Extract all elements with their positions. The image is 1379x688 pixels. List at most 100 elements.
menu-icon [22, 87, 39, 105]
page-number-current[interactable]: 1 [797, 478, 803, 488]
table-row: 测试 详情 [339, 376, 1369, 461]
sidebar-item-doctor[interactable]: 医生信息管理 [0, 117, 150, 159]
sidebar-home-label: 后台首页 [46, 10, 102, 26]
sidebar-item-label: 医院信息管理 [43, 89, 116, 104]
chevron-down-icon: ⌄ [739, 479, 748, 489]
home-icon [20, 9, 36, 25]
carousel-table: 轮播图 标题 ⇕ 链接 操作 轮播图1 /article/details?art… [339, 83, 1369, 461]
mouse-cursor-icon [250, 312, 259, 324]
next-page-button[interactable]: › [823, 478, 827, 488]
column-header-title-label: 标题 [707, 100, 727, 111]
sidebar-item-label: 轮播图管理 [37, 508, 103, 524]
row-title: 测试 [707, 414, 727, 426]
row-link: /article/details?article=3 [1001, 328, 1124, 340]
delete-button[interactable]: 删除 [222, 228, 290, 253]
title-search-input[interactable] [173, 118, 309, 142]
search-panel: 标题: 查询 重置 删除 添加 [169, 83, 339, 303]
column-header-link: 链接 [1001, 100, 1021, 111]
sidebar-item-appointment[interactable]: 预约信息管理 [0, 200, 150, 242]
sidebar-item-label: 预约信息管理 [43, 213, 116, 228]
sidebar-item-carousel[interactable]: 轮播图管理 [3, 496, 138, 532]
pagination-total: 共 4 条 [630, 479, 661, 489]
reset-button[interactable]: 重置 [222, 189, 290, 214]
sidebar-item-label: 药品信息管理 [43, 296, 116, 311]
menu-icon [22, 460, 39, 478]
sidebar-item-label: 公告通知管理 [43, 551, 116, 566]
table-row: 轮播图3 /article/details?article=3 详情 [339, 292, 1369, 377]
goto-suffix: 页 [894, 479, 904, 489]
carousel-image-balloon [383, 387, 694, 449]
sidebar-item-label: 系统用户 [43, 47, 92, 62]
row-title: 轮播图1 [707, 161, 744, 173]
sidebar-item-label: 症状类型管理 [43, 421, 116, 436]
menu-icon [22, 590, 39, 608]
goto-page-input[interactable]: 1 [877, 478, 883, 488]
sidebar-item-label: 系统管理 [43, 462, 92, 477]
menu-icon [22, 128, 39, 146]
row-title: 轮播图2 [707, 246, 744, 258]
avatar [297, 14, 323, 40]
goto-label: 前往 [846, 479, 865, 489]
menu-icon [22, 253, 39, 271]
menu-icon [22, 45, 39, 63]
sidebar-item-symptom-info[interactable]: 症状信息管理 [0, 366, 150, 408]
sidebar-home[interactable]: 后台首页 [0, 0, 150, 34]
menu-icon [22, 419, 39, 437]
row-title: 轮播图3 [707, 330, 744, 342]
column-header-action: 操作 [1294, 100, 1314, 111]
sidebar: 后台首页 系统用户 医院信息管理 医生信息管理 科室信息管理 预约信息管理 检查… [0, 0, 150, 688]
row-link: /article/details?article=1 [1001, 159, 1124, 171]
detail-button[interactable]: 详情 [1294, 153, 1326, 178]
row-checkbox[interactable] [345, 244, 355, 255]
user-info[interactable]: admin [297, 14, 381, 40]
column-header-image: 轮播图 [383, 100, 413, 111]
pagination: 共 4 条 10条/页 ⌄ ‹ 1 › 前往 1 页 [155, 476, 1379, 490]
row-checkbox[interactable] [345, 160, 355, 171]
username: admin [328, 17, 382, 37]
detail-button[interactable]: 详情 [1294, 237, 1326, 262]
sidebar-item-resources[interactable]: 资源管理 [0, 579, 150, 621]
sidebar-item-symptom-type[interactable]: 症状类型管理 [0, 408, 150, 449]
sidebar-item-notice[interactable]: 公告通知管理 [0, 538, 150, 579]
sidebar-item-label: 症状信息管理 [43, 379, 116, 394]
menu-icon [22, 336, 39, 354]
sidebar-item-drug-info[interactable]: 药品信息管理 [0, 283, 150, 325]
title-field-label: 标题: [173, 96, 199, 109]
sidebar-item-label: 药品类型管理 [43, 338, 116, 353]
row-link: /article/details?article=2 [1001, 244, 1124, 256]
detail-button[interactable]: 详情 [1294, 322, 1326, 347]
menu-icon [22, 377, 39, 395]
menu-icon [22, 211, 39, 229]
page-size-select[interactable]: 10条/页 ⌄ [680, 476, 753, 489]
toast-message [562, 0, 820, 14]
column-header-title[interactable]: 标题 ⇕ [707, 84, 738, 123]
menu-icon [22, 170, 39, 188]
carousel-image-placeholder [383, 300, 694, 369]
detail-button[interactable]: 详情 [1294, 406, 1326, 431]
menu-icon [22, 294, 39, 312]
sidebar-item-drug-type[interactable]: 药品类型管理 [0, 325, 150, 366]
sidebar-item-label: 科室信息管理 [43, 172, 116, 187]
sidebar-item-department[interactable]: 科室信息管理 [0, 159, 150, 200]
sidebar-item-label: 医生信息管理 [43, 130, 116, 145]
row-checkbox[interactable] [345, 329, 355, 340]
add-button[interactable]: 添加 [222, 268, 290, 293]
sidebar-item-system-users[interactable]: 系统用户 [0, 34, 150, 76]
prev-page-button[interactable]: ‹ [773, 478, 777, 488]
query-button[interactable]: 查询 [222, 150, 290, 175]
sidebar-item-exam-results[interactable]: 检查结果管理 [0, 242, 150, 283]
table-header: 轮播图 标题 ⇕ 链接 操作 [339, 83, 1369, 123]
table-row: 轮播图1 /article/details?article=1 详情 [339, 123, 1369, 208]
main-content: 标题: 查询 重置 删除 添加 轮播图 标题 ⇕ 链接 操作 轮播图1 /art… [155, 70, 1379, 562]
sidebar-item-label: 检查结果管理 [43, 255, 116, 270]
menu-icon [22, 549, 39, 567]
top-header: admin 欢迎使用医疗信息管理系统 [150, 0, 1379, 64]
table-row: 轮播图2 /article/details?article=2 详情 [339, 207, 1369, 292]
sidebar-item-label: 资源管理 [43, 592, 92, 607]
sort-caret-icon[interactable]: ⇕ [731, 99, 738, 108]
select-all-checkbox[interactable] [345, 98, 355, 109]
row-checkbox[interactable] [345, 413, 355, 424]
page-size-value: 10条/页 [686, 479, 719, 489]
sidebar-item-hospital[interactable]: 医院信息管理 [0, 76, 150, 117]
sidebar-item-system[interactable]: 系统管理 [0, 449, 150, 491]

__________

Copy every entry above line for line, keeping each one unchanged.

SOLUTION TO THE PROBLEM:
Extract all elements with their positions. The image is 1379x688 pixels. List at most 100 elements.
menu-icon [22, 87, 39, 105]
page-number-current[interactable]: 1 [797, 478, 803, 488]
table-row: 测试 详情 [339, 376, 1369, 461]
sidebar-item-doctor[interactable]: 医生信息管理 [0, 117, 150, 159]
sidebar-home-label: 后台首页 [46, 10, 102, 26]
sidebar-item-label: 医院信息管理 [43, 89, 116, 104]
chevron-down-icon: ⌄ [739, 479, 748, 489]
home-icon [20, 9, 36, 25]
carousel-table: 轮播图 标题 ⇕ 链接 操作 轮播图1 /article/details?art… [339, 83, 1369, 461]
mouse-cursor-icon [250, 312, 259, 324]
next-page-button[interactable]: › [823, 478, 827, 488]
column-header-title-label: 标题 [707, 100, 727, 111]
sidebar-item-label: 轮播图管理 [37, 508, 103, 524]
row-title: 测试 [707, 414, 727, 426]
row-link: /article/details?article=3 [1001, 328, 1124, 340]
delete-button[interactable]: 删除 [222, 228, 290, 253]
title-search-input[interactable] [173, 118, 309, 142]
search-panel: 标题: 查询 重置 删除 添加 [169, 83, 339, 303]
column-header-link: 链接 [1001, 100, 1021, 111]
sidebar-item-appointment[interactable]: 预约信息管理 [0, 200, 150, 242]
sidebar-item-label: 预约信息管理 [43, 213, 116, 228]
sidebar-item-carousel[interactable]: 轮播图管理 [3, 496, 138, 532]
pagination-total: 共 4 条 [630, 479, 661, 489]
reset-button[interactable]: 重置 [222, 189, 290, 214]
sidebar-item-label: 药品信息管理 [43, 296, 116, 311]
menu-icon [22, 460, 39, 478]
sidebar-item-label: 公告通知管理 [43, 551, 116, 566]
table-row: 轮播图3 /article/details?article=3 详情 [339, 292, 1369, 377]
goto-suffix: 页 [894, 479, 904, 489]
carousel-image-balloon [383, 387, 694, 449]
sidebar-item-label: 系统用户 [43, 47, 92, 62]
row-title: 轮播图1 [707, 161, 744, 173]
sidebar-item-label: 症状类型管理 [43, 421, 116, 436]
menu-icon [22, 590, 39, 608]
goto-page-input[interactable]: 1 [877, 478, 883, 488]
sidebar-item-label: 系统管理 [43, 462, 92, 477]
menu-icon [22, 128, 39, 146]
row-title: 轮播图2 [707, 246, 744, 258]
avatar [297, 14, 323, 40]
goto-label: 前往 [846, 479, 865, 489]
menu-icon [22, 253, 39, 271]
menu-icon [22, 45, 39, 63]
sidebar-item-symptom-info[interactable]: 症状信息管理 [0, 366, 150, 408]
sidebar-home[interactable]: 后台首页 [0, 0, 150, 34]
menu-icon [22, 419, 39, 437]
row-title: 轮播图3 [707, 330, 744, 342]
column-header-action: 操作 [1294, 100, 1314, 111]
sidebar: 后台首页 系统用户 医院信息管理 医生信息管理 科室信息管理 预约信息管理 检查… [0, 0, 150, 688]
row-link: /article/details?article=1 [1001, 159, 1124, 171]
detail-button[interactable]: 详情 [1294, 153, 1326, 178]
row-checkbox[interactable] [345, 244, 355, 255]
user-info[interactable]: admin [297, 14, 381, 40]
column-header-image: 轮播图 [383, 100, 413, 111]
pagination: 共 4 条 10条/页 ⌄ ‹ 1 › 前往 1 页 [155, 476, 1379, 490]
row-checkbox[interactable] [345, 160, 355, 171]
username: admin [328, 17, 382, 37]
detail-button[interactable]: 详情 [1294, 237, 1326, 262]
sidebar-item-resources[interactable]: 资源管理 [0, 579, 150, 621]
sidebar-item-symptom-type[interactable]: 症状类型管理 [0, 408, 150, 449]
sidebar-item-notice[interactable]: 公告通知管理 [0, 538, 150, 579]
sidebar-item-label: 症状信息管理 [43, 379, 116, 394]
menu-icon [22, 336, 39, 354]
sidebar-item-drug-info[interactable]: 药品信息管理 [0, 283, 150, 325]
title-field-label: 标题: [173, 96, 199, 109]
sidebar-item-label: 药品类型管理 [43, 338, 116, 353]
row-link: /article/details?article=2 [1001, 244, 1124, 256]
detail-button[interactable]: 详情 [1294, 322, 1326, 347]
menu-icon [22, 377, 39, 395]
menu-icon [22, 211, 39, 229]
page-size-select[interactable]: 10条/页 ⌄ [680, 476, 753, 489]
toast-message [562, 0, 820, 14]
column-header-title[interactable]: 标题 ⇕ [707, 84, 738, 123]
menu-icon [22, 170, 39, 188]
carousel-image-placeholder [383, 300, 694, 369]
detail-button[interactable]: 详情 [1294, 406, 1326, 431]
menu-icon [22, 294, 39, 312]
sidebar-item-drug-type[interactable]: 药品类型管理 [0, 325, 150, 366]
sidebar-item-label: 科室信息管理 [43, 172, 116, 187]
sidebar-item-department[interactable]: 科室信息管理 [0, 159, 150, 200]
sidebar-item-label: 医生信息管理 [43, 130, 116, 145]
row-checkbox[interactable] [345, 329, 355, 340]
add-button[interactable]: 添加 [222, 268, 290, 293]
sidebar-item-system-users[interactable]: 系统用户 [0, 34, 150, 76]
prev-page-button[interactable]: ‹ [773, 478, 777, 488]
query-button[interactable]: 查询 [222, 150, 290, 175]
sidebar-item-exam-results[interactable]: 检查结果管理 [0, 242, 150, 283]
table-header: 轮播图 标题 ⇕ 链接 操作 [339, 83, 1369, 123]
table-row: 轮播图1 /article/details?article=1 详情 [339, 123, 1369, 208]
main-content: 标题: 查询 重置 删除 添加 轮播图 标题 ⇕ 链接 操作 轮播图1 /art… [155, 70, 1379, 562]
sidebar-item-label: 检查结果管理 [43, 255, 116, 270]
menu-icon [22, 549, 39, 567]
top-header: admin 欢迎使用医疗信息管理系统 [150, 0, 1379, 64]
table-row: 轮播图2 /article/details?article=2 详情 [339, 207, 1369, 292]
sidebar-item-label: 资源管理 [43, 592, 92, 607]
sort-caret-icon[interactable]: ⇕ [731, 99, 738, 108]
select-all-checkbox[interactable] [345, 98, 355, 109]
row-checkbox[interactable] [345, 413, 355, 424]
page-size-value: 10条/页 [686, 479, 719, 489]
sidebar-item-hospital[interactable]: 医院信息管理 [0, 76, 150, 117]
sidebar-item-system[interactable]: 系统管理 [0, 449, 150, 491]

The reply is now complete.